→ DIRECTION: Copy out, from the entries below, each line holding the string "this".

- - - - - - -

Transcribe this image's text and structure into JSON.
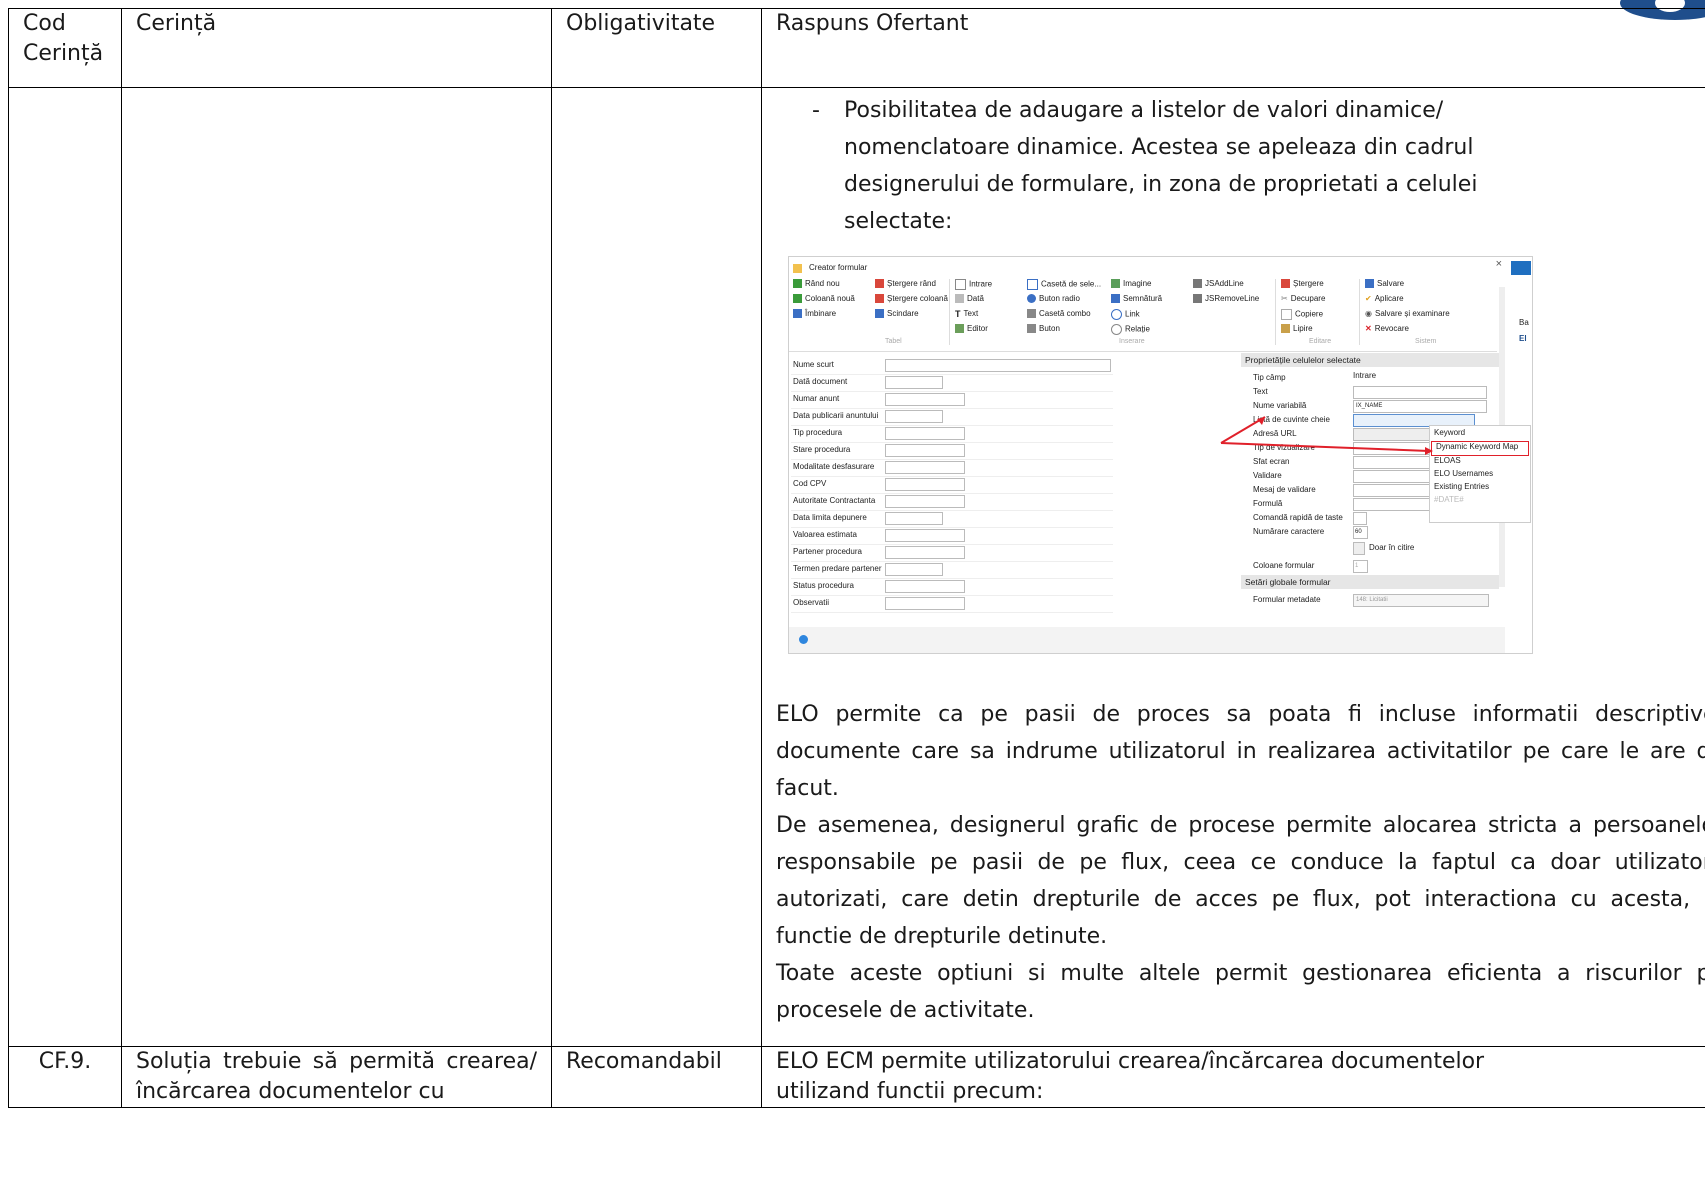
{
  "table": {
    "headers": [
      "Cod Cerință",
      "Cerință",
      "Obligativitate",
      "Raspuns Ofertant"
    ],
    "row1": {
      "bullet": "Posibilitatea de adaugare a listelor de valori dinamice/ nomenclatoare dinamice. Acestea se apeleaza din cadrul designerului de formulare, in zona de proprietati a celulei selectate:",
      "paragraphs": [
        "ELO permite ca pe pasii de proces sa poata fi incluse informatii descriptive/ documente care sa indrume utilizatorul in realizarea activitatilor pe care le are de facut.",
        "De asemenea, designerul grafic de procese permite alocarea stricta a persoanelor responsabile pe pasii de pe flux, ceea ce conduce la faptul ca doar utilizatorii autorizati, care detin drepturile de acces pe flux, pot interactiona cu acesta, in functie de drepturile detinute.",
        "Toate aceste optiuni si multe altele permit gestionarea eficienta a riscurilor pe procesele de activitate."
      ]
    },
    "row2": {
      "code": "CF.9.",
      "requirement": "Soluția trebuie să permită crearea/încărcarea documentelor cu",
      "obligation": "Recomandabil",
      "response": "ELO ECM permite utilizatorului crearea/încărcarea documentelor utilizand functii precum:"
    }
  },
  "screenshot": {
    "title": "Creator formular",
    "groups": {
      "tabel": {
        "label": "Tabel",
        "col1": [
          "Rând nou",
          "Coloană nouă",
          "Îmbinare"
        ],
        "col2": [
          "Ștergere rând",
          "Ștergere coloană",
          "Scindare"
        ]
      },
      "inserare": {
        "label": "Inserare",
        "col1": [
          "Intrare",
          "Dată",
          "Text",
          "Editor"
        ],
        "col2": [
          "Casetă de sele...",
          "Buton radio",
          "Casetă combo",
          "Buton"
        ],
        "col3": [
          "Imagine",
          "Semnătură",
          "Link",
          "Relație"
        ],
        "col4": [
          "JSAddLine",
          "JSRemoveLine"
        ]
      },
      "editare": {
        "label": "Editare",
        "items": [
          "Ștergere",
          "Decupare",
          "Copiere",
          "Lipire"
        ]
      },
      "sistem": {
        "label": "Sistem",
        "items": [
          "Salvare",
          "Aplicare",
          "Salvare și examinare",
          "Revocare"
        ]
      }
    },
    "form_fields": [
      "Nume scurt",
      "Dată document",
      "Numar anunt",
      "Data publicarii anuntului",
      "Tip procedura",
      "Stare procedura",
      "Modalitate desfasurare",
      "Cod CPV",
      "Autoritate Contractanta",
      "Data limita depunere",
      "Valoarea estimata",
      "Partener procedura",
      "Termen predare partener",
      "Status procedura",
      "Observatii"
    ],
    "props_header": "Proprietățile celulelor selectate",
    "props": [
      "Tip câmp",
      "Text",
      "Nume variabilă",
      "Listă de cuvinte cheie",
      "Adresă URL",
      "Tip de vizualizare",
      "Sfat ecran",
      "Validare",
      "Mesaj de validare",
      "Formulă",
      "Comandă rapidă de taste",
      "Numărare caractere"
    ],
    "prop_values": {
      "tip_camp": "Intrare",
      "nume_variabila": "IX_NAME",
      "numarare": "60",
      "doar_citire": "Doar în citire",
      "coloane_formular": "Coloane formular",
      "coloane_val": "1"
    },
    "global_header": "Setări globale formular",
    "formular_metadate": "Formular metadate",
    "formular_metadate_val": "148: Licitatii",
    "dropdown": [
      "Keyword",
      "Dynamic Keyword Map",
      "ELOAS",
      "ELO Usernames",
      "Existing Entries",
      "#DATE#"
    ],
    "side_letters": [
      "Ba",
      "El"
    ]
  },
  "colors": {
    "highlight": "#e0202a",
    "logo": "#1f4e8c"
  }
}
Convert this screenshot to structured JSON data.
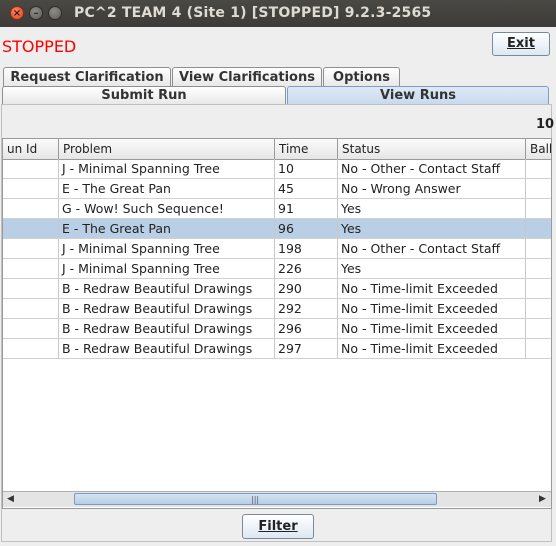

- - - - - - -

→ THE OUTPUT:
Transcribe this image's text and structure into JSON.
Convert this screenshot to structured JSON data.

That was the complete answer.